Directive:
Copy out every line of the records below with no changes at all.

[Start Dataset rows]

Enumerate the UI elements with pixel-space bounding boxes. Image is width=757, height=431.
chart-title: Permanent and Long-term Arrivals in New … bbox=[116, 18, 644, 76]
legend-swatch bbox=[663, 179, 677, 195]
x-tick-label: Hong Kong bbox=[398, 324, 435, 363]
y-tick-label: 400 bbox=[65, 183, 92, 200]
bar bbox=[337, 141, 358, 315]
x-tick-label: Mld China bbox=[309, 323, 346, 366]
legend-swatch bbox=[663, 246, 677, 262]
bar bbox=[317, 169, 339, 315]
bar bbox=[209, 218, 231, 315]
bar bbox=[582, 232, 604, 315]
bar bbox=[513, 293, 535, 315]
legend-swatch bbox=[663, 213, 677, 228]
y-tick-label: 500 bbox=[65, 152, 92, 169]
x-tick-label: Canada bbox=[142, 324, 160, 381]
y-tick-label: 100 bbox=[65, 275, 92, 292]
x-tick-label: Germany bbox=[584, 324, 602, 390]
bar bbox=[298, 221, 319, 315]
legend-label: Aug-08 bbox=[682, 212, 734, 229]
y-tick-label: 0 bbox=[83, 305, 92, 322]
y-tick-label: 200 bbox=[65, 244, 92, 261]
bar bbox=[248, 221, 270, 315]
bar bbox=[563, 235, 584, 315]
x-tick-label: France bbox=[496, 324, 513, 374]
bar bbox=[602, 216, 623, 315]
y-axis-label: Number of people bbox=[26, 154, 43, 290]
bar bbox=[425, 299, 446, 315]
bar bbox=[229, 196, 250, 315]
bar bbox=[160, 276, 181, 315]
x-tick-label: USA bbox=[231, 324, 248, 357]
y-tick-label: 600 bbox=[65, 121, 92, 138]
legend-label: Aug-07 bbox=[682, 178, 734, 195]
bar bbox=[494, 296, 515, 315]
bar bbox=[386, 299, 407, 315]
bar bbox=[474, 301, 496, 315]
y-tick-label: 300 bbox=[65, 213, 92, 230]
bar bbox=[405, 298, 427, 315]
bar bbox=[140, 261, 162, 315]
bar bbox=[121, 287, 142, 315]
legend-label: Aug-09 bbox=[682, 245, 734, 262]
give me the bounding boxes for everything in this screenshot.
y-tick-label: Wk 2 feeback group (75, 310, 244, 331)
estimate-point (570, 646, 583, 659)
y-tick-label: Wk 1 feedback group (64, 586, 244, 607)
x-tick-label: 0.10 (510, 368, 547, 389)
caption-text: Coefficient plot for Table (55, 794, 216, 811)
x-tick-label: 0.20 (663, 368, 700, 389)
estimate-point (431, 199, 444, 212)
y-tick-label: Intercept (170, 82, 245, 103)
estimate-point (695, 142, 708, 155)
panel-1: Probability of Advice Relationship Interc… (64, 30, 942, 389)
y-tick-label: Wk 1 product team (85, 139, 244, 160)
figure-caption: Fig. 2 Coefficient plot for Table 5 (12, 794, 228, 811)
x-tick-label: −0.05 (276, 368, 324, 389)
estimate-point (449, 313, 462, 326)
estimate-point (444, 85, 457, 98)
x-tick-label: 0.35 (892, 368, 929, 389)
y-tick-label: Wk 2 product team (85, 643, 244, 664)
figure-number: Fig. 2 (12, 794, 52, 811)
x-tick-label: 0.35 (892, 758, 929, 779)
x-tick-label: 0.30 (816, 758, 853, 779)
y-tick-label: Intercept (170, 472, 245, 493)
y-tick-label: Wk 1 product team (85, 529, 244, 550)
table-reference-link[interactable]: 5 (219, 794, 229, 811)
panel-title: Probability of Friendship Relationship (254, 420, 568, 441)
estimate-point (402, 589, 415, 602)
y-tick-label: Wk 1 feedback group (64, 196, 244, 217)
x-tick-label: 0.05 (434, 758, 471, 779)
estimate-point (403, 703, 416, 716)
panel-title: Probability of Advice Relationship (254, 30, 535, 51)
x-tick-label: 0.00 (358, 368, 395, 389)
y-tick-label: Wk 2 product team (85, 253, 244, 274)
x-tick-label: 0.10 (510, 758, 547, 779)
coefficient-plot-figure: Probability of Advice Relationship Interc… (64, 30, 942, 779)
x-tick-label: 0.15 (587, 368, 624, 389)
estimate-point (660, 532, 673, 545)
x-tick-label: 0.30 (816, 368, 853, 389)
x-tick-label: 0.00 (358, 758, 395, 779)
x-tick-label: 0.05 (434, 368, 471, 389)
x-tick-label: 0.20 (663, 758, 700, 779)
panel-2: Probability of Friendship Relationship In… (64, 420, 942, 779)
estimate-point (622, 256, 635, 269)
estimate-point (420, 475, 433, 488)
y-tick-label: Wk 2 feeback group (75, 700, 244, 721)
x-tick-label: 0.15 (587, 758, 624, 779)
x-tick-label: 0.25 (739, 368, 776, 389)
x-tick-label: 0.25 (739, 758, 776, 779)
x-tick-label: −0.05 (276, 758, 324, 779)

[End Dataset rows]

Task response:
Enumerate the UI elements with pixel-space bounding boxes. Image is width=757, height=431.
chart-title: Permanent and Long-term Arrivals in New … bbox=[116, 18, 644, 76]
legend-swatch bbox=[663, 179, 677, 195]
x-tick-label: Hong Kong bbox=[398, 324, 435, 363]
y-tick-label: 400 bbox=[65, 183, 92, 200]
bar bbox=[337, 141, 358, 315]
x-tick-label: Mld China bbox=[309, 323, 346, 366]
legend-swatch bbox=[663, 246, 677, 262]
bar bbox=[317, 169, 339, 315]
bar bbox=[209, 218, 231, 315]
bar bbox=[582, 232, 604, 315]
bar bbox=[513, 293, 535, 315]
legend-swatch bbox=[663, 213, 677, 228]
y-tick-label: 500 bbox=[65, 152, 92, 169]
x-tick-label: Canada bbox=[142, 324, 160, 381]
y-tick-label: 100 bbox=[65, 275, 92, 292]
x-tick-label: Germany bbox=[584, 324, 602, 390]
bar bbox=[298, 221, 319, 315]
legend-label: Aug-08 bbox=[682, 212, 734, 229]
y-tick-label: 0 bbox=[83, 305, 92, 322]
y-tick-label: 200 bbox=[65, 244, 92, 261]
bar bbox=[248, 221, 270, 315]
bar bbox=[563, 235, 584, 315]
x-tick-label: France bbox=[496, 324, 513, 374]
bar bbox=[602, 216, 623, 315]
y-axis-label: Number of people bbox=[26, 154, 43, 290]
bar bbox=[425, 299, 446, 315]
bar bbox=[229, 196, 250, 315]
bar bbox=[160, 276, 181, 315]
x-tick-label: USA bbox=[231, 324, 248, 357]
y-tick-label: 600 bbox=[65, 121, 92, 138]
legend-label: Aug-07 bbox=[682, 178, 734, 195]
bar bbox=[494, 296, 515, 315]
bar bbox=[386, 299, 407, 315]
bar bbox=[474, 301, 496, 315]
y-tick-label: 300 bbox=[65, 213, 92, 230]
bar bbox=[405, 298, 427, 315]
bar bbox=[140, 261, 162, 315]
bar bbox=[121, 287, 142, 315]
legend-label: Aug-09 bbox=[682, 245, 734, 262]
give me the bounding boxes for everything in this screenshot.
y-tick-label: Wk 2 feeback group (75, 310, 244, 331)
estimate-point (570, 646, 583, 659)
y-tick-label: Wk 1 feedback group (64, 586, 244, 607)
x-tick-label: 0.10 (510, 368, 547, 389)
caption-text: Coefficient plot for Table (55, 794, 216, 811)
x-tick-label: 0.20 (663, 368, 700, 389)
estimate-point (431, 199, 444, 212)
y-tick-label: Intercept (170, 82, 245, 103)
estimate-point (695, 142, 708, 155)
panel-1: Probability of Advice Relationship Interc… (64, 30, 942, 389)
y-tick-label: Wk 1 product team (85, 139, 244, 160)
figure-caption: Fig. 2 Coefficient plot for Table 5 (12, 794, 228, 811)
x-tick-label: −0.05 (276, 368, 324, 389)
estimate-point (449, 313, 462, 326)
estimate-point (444, 85, 457, 98)
x-tick-label: 0.35 (892, 368, 929, 389)
y-tick-label: Wk 2 product team (85, 643, 244, 664)
figure-number: Fig. 2 (12, 794, 52, 811)
x-tick-label: 0.35 (892, 758, 929, 779)
x-tick-label: 0.30 (816, 758, 853, 779)
y-tick-label: Intercept (170, 472, 245, 493)
y-tick-label: Wk 1 product team (85, 529, 244, 550)
table-reference-link[interactable]: 5 (219, 794, 229, 811)
panel-title: Probability of Friendship Relationship (254, 420, 568, 441)
estimate-point (402, 589, 415, 602)
y-tick-label: Wk 1 feedback group (64, 196, 244, 217)
x-tick-label: 0.05 (434, 758, 471, 779)
estimate-point (403, 703, 416, 716)
panel-title: Probability of Advice Relationship (254, 30, 535, 51)
x-tick-label: 0.00 (358, 368, 395, 389)
y-tick-label: Wk 2 product team (85, 253, 244, 274)
x-tick-label: 0.10 (510, 758, 547, 779)
coefficient-plot-figure: Probability of Advice Relationship Interc… (64, 30, 942, 779)
x-tick-label: 0.15 (587, 368, 624, 389)
estimate-point (660, 532, 673, 545)
x-tick-label: 0.30 (816, 368, 853, 389)
x-tick-label: 0.00 (358, 758, 395, 779)
x-tick-label: 0.05 (434, 368, 471, 389)
x-tick-label: 0.20 (663, 758, 700, 779)
panel-2: Probability of Friendship Relationship In… (64, 420, 942, 779)
estimate-point (622, 256, 635, 269)
estimate-point (420, 475, 433, 488)
y-tick-label: Wk 2 feeback group (75, 700, 244, 721)
x-tick-label: 0.15 (587, 758, 624, 779)
x-tick-label: 0.25 (739, 368, 776, 389)
x-tick-label: 0.25 (739, 758, 776, 779)
x-tick-label: −0.05 (276, 758, 324, 779)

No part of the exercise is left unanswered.